# Start of RECORDS TO USE
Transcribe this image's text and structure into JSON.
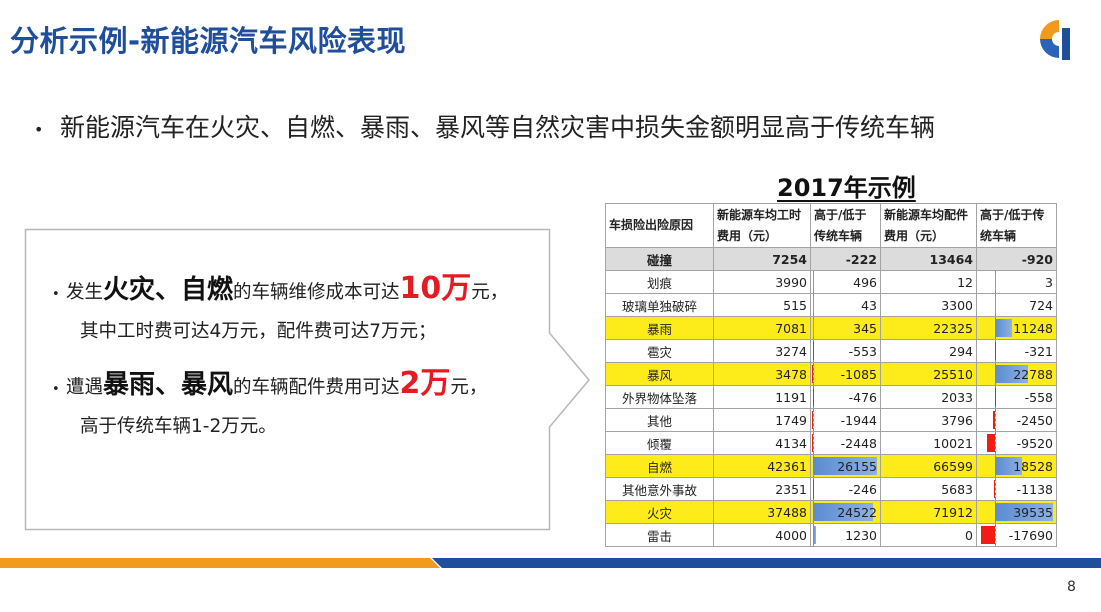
{
  "slide": {
    "title": "分析示例-新能源汽车风险表现",
    "page_number": "8"
  },
  "colors": {
    "title": "#1f4e9a",
    "accent_red": "#e31c23",
    "highlight_yellow": "#fdec19",
    "bar_blue": "#5b8bd1",
    "bar_red": "#f21b15",
    "band_orange": "#f29a1e",
    "band_blue": "#1f4e9a"
  },
  "logo": {
    "icon": "company-logo-icon"
  },
  "main_bullet": {
    "text": "新能源汽车在火灾、自燃、暴雨、暴风等自然灾害中损失金额明显高于传统车辆"
  },
  "callout": {
    "p1": {
      "pre": "发生",
      "emph": "火灾、自燃",
      "mid": "的车辆维修成本可达",
      "red": "10万",
      "post": "元，",
      "line2": "其中工时费可达4万元，配件费可达7万元；"
    },
    "p2": {
      "pre": "遭遇",
      "emph": "暴雨、暴风",
      "mid": "的车辆配件费用可达",
      "red": "2万",
      "post": "元，",
      "line2": "高于传统车辆1-2万元。"
    }
  },
  "table": {
    "title": "2017年示例",
    "headers": [
      "车损险出险原因",
      "新能源车均工时费用（元）",
      "高于/低于传统车辆",
      "新能源车均配件费用（元）",
      "高于/低于传统车辆"
    ],
    "rows": [
      {
        "cause": "碰撞",
        "labor": "7254",
        "labor_diff": "-222",
        "parts": "13464",
        "parts_diff": "-920"
      },
      {
        "cause": "划痕",
        "labor": "3990",
        "labor_diff": "496",
        "parts": "12",
        "parts_diff": "3"
      },
      {
        "cause": "玻璃单独破碎",
        "labor": "515",
        "labor_diff": "43",
        "parts": "3300",
        "parts_diff": "724"
      },
      {
        "cause": "暴雨",
        "labor": "7081",
        "labor_diff": "345",
        "parts": "22325",
        "parts_diff": "11248"
      },
      {
        "cause": "雹灾",
        "labor": "3274",
        "labor_diff": "-553",
        "parts": "294",
        "parts_diff": "-321"
      },
      {
        "cause": "暴风",
        "labor": "3478",
        "labor_diff": "-1085",
        "parts": "25510",
        "parts_diff": "22788"
      },
      {
        "cause": "外界物体坠落",
        "labor": "1191",
        "labor_diff": "-476",
        "parts": "2033",
        "parts_diff": "-558"
      },
      {
        "cause": "其他",
        "labor": "1749",
        "labor_diff": "-1944",
        "parts": "3796",
        "parts_diff": "-2450"
      },
      {
        "cause": "倾覆",
        "labor": "4134",
        "labor_diff": "-2448",
        "parts": "10021",
        "parts_diff": "-9520"
      },
      {
        "cause": "自燃",
        "labor": "42361",
        "labor_diff": "26155",
        "parts": "66599",
        "parts_diff": "18528"
      },
      {
        "cause": "其他意外事故",
        "labor": "2351",
        "labor_diff": "-246",
        "parts": "5683",
        "parts_diff": "-1138"
      },
      {
        "cause": "火灾",
        "labor": "37488",
        "labor_diff": "24522",
        "parts": "71912",
        "parts_diff": "39535"
      },
      {
        "cause": "雷击",
        "labor": "4000",
        "labor_diff": "1230",
        "parts": "0",
        "parts_diff": "-17690"
      }
    ]
  }
}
# End of RECORDS TO USE
TASK TO CARRY OUT:
Every entry above is to be set down exactly; the pictures are to be left out.

TASK RESULT:
Transcribe this image's text and structure into JSON.
{
  "slide": {
    "title": "分析示例-新能源汽车风险表现",
    "page_number": "8"
  },
  "colors": {
    "title": "#1f4e9a",
    "accent_red": "#e31c23",
    "highlight_yellow": "#fdec19",
    "bar_blue": "#5b8bd1",
    "bar_red": "#f21b15",
    "band_orange": "#f29a1e",
    "band_blue": "#1f4e9a"
  },
  "logo": {
    "icon": "company-logo-icon"
  },
  "main_bullet": {
    "text": "新能源汽车在火灾、自燃、暴雨、暴风等自然灾害中损失金额明显高于传统车辆"
  },
  "callout": {
    "p1": {
      "pre": "发生",
      "emph": "火灾、自燃",
      "mid": "的车辆维修成本可达",
      "red": "10万",
      "post": "元，",
      "line2": "其中工时费可达4万元，配件费可达7万元；"
    },
    "p2": {
      "pre": "遭遇",
      "emph": "暴雨、暴风",
      "mid": "的车辆配件费用可达",
      "red": "2万",
      "post": "元，",
      "line2": "高于传统车辆1-2万元。"
    }
  },
  "table": {
    "title": "2017年示例",
    "headers": [
      "车损险出险原因",
      "新能源车均工时费用（元）",
      "高于/低于传统车辆",
      "新能源车均配件费用（元）",
      "高于/低于传统车辆"
    ],
    "rows": [
      {
        "cause": "碰撞",
        "labor": "7254",
        "labor_diff": "-222",
        "parts": "13464",
        "parts_diff": "-920"
      },
      {
        "cause": "划痕",
        "labor": "3990",
        "labor_diff": "496",
        "parts": "12",
        "parts_diff": "3"
      },
      {
        "cause": "玻璃单独破碎",
        "labor": "515",
        "labor_diff": "43",
        "parts": "3300",
        "parts_diff": "724"
      },
      {
        "cause": "暴雨",
        "labor": "7081",
        "labor_diff": "345",
        "parts": "22325",
        "parts_diff": "11248"
      },
      {
        "cause": "雹灾",
        "labor": "3274",
        "labor_diff": "-553",
        "parts": "294",
        "parts_diff": "-321"
      },
      {
        "cause": "暴风",
        "labor": "3478",
        "labor_diff": "-1085",
        "parts": "25510",
        "parts_diff": "22788"
      },
      {
        "cause": "外界物体坠落",
        "labor": "1191",
        "labor_diff": "-476",
        "parts": "2033",
        "parts_diff": "-558"
      },
      {
        "cause": "其他",
        "labor": "1749",
        "labor_diff": "-1944",
        "parts": "3796",
        "parts_diff": "-2450"
      },
      {
        "cause": "倾覆",
        "labor": "4134",
        "labor_diff": "-2448",
        "parts": "10021",
        "parts_diff": "-9520"
      },
      {
        "cause": "自燃",
        "labor": "42361",
        "labor_diff": "26155",
        "parts": "66599",
        "parts_diff": "18528"
      },
      {
        "cause": "其他意外事故",
        "labor": "2351",
        "labor_diff": "-246",
        "parts": "5683",
        "parts_diff": "-1138"
      },
      {
        "cause": "火灾",
        "labor": "37488",
        "labor_diff": "24522",
        "parts": "71912",
        "parts_diff": "39535"
      },
      {
        "cause": "雷击",
        "labor": "4000",
        "labor_diff": "1230",
        "parts": "0",
        "parts_diff": "-17690"
      }
    ]
  }
}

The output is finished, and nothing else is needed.